Source data
━━━

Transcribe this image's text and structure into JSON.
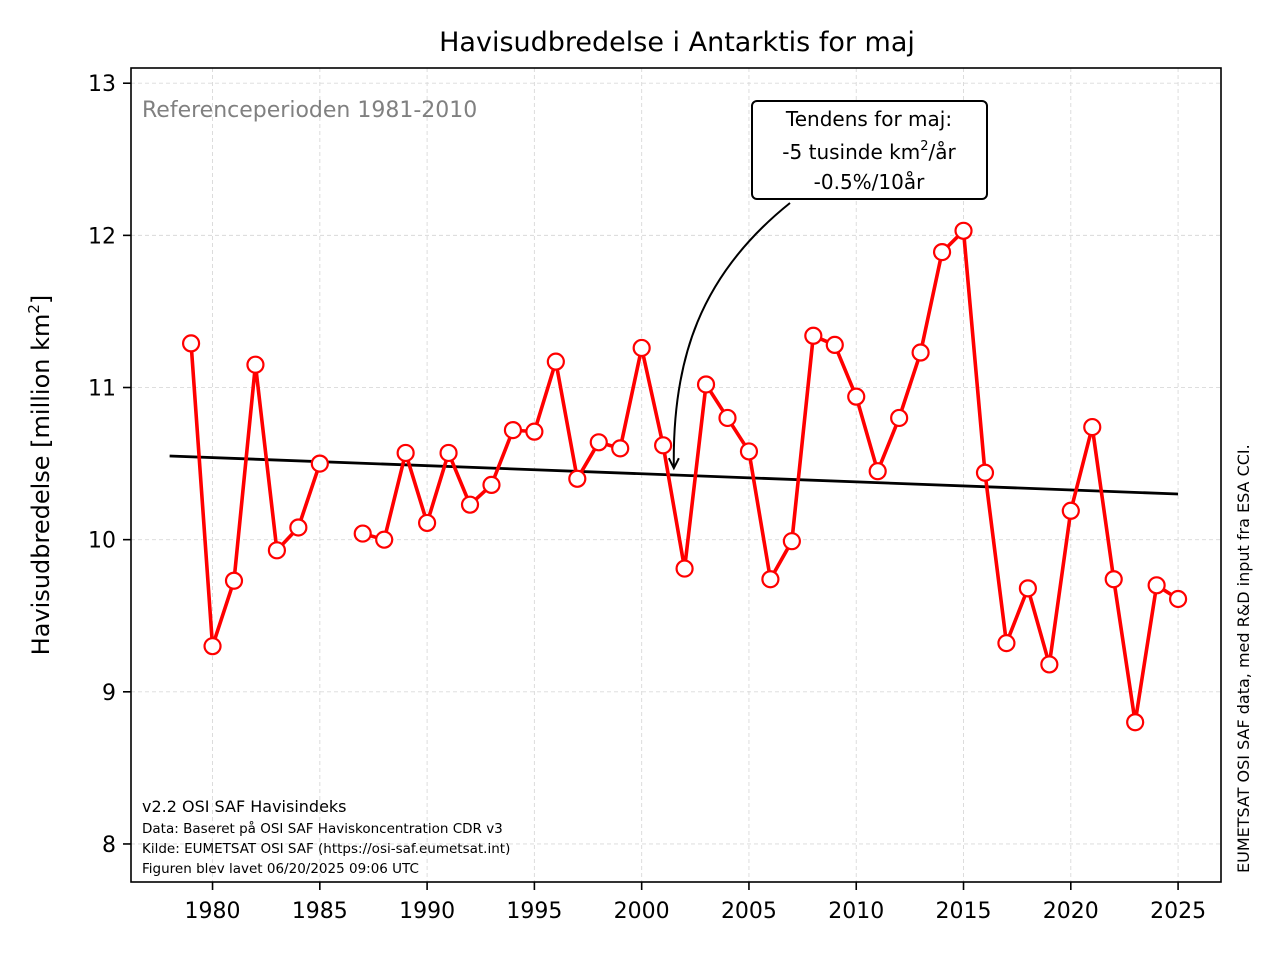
{
  "chart_data": {
    "type": "line",
    "title": "Havisudbredelse i Antarktis for maj",
    "ylabel_main": "Havisudbredelse [million km",
    "ylabel_sup": "2",
    "ylabel_end": "]",
    "xlim": [
      1976.2,
      2027
    ],
    "ylim": [
      7.75,
      13.1
    ],
    "xticks": [
      1980,
      1985,
      1990,
      1995,
      2000,
      2005,
      2010,
      2015,
      2020,
      2025
    ],
    "yticks": [
      8,
      9,
      10,
      11,
      12,
      13
    ],
    "grid": true,
    "colors": {
      "series": "#ff0000",
      "trend": "#000000",
      "reference": "#808080"
    },
    "series": [
      {
        "x": [
          1979,
          1980,
          1981,
          1982,
          1983,
          1984,
          1985,
          1986,
          1987,
          1988,
          1989,
          1990,
          1991,
          1992,
          1993,
          1994,
          1995,
          1996,
          1997,
          1998,
          1999,
          2000,
          2001,
          2002,
          2003,
          2004,
          2005,
          2006,
          2007,
          2008,
          2009,
          2010,
          2011,
          2012,
          2013,
          2014,
          2015,
          2016,
          2017,
          2018,
          2019,
          2020,
          2021,
          2022,
          2023,
          2024,
          2025
        ],
        "values": [
          11.29,
          9.3,
          9.73,
          11.15,
          9.93,
          10.08,
          10.5,
          null,
          10.04,
          10.0,
          10.57,
          10.11,
          10.57,
          10.23,
          10.36,
          10.72,
          10.71,
          11.17,
          10.4,
          10.64,
          10.6,
          11.26,
          10.62,
          9.81,
          11.02,
          10.8,
          10.58,
          9.74,
          9.99,
          11.34,
          11.28,
          10.94,
          10.45,
          10.8,
          11.23,
          11.89,
          12.03,
          10.44,
          9.32,
          9.68,
          9.18,
          10.19,
          10.74,
          9.74,
          8.8,
          9.7,
          9.61
        ]
      }
    ],
    "trend": {
      "x": [
        1978,
        2025
      ],
      "y": [
        10.55,
        10.3
      ]
    },
    "reference_text": "Referenceperioden 1981-2010",
    "annotation": {
      "line1": "Tendens for maj:",
      "line2_pre": "-5 tusinde km",
      "line2_sup": "2",
      "line2_post": "/år",
      "line3": "-0.5%/10år",
      "arrow_target": [
        2001.5,
        10.47
      ]
    },
    "footer": {
      "line1": "v2.2 OSI SAF Havisindeks",
      "line2": "Data: Baseret på OSI SAF Haviskoncentration CDR v3",
      "line3": "Kilde: EUMETSAT OSI SAF (https://osi-saf.eumetsat.int)",
      "line4": "Figuren blev lavet 06/20/2025 09:06 UTC"
    },
    "side_credit": "EUMETSAT OSI SAF data, med R&D input fra ESA CCI."
  }
}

━━━

» TASK BRIEF: Output every entry exactly as given; pictures are not part of the copy.

» WRITTEN REPLY:
Transcribe this image's text and structure into JSON.
{
  "chart_data": {
    "type": "line",
    "title": "Havisudbredelse i Antarktis for maj",
    "ylabel_main": "Havisudbredelse [million km",
    "ylabel_sup": "2",
    "ylabel_end": "]",
    "xlim": [
      1976.2,
      2027
    ],
    "ylim": [
      7.75,
      13.1
    ],
    "xticks": [
      1980,
      1985,
      1990,
      1995,
      2000,
      2005,
      2010,
      2015,
      2020,
      2025
    ],
    "yticks": [
      8,
      9,
      10,
      11,
      12,
      13
    ],
    "grid": true,
    "colors": {
      "series": "#ff0000",
      "trend": "#000000",
      "reference": "#808080"
    },
    "series": [
      {
        "x": [
          1979,
          1980,
          1981,
          1982,
          1983,
          1984,
          1985,
          1986,
          1987,
          1988,
          1989,
          1990,
          1991,
          1992,
          1993,
          1994,
          1995,
          1996,
          1997,
          1998,
          1999,
          2000,
          2001,
          2002,
          2003,
          2004,
          2005,
          2006,
          2007,
          2008,
          2009,
          2010,
          2011,
          2012,
          2013,
          2014,
          2015,
          2016,
          2017,
          2018,
          2019,
          2020,
          2021,
          2022,
          2023,
          2024,
          2025
        ],
        "values": [
          11.29,
          9.3,
          9.73,
          11.15,
          9.93,
          10.08,
          10.5,
          null,
          10.04,
          10.0,
          10.57,
          10.11,
          10.57,
          10.23,
          10.36,
          10.72,
          10.71,
          11.17,
          10.4,
          10.64,
          10.6,
          11.26,
          10.62,
          9.81,
          11.02,
          10.8,
          10.58,
          9.74,
          9.99,
          11.34,
          11.28,
          10.94,
          10.45,
          10.8,
          11.23,
          11.89,
          12.03,
          10.44,
          9.32,
          9.68,
          9.18,
          10.19,
          10.74,
          9.74,
          8.8,
          9.7,
          9.61
        ]
      }
    ],
    "trend": {
      "x": [
        1978,
        2025
      ],
      "y": [
        10.55,
        10.3
      ]
    },
    "reference_text": "Referenceperioden 1981-2010",
    "annotation": {
      "line1": "Tendens for maj:",
      "line2_pre": "-5 tusinde km",
      "line2_sup": "2",
      "line2_post": "/år",
      "line3": "-0.5%/10år",
      "arrow_target": [
        2001.5,
        10.47
      ]
    },
    "footer": {
      "line1": "v2.2 OSI SAF Havisindeks",
      "line2": "Data: Baseret på OSI SAF Haviskoncentration CDR v3",
      "line3": "Kilde: EUMETSAT OSI SAF (https://osi-saf.eumetsat.int)",
      "line4": "Figuren blev lavet 06/20/2025 09:06 UTC"
    },
    "side_credit": "EUMETSAT OSI SAF data, med R&D input fra ESA CCI."
  }
}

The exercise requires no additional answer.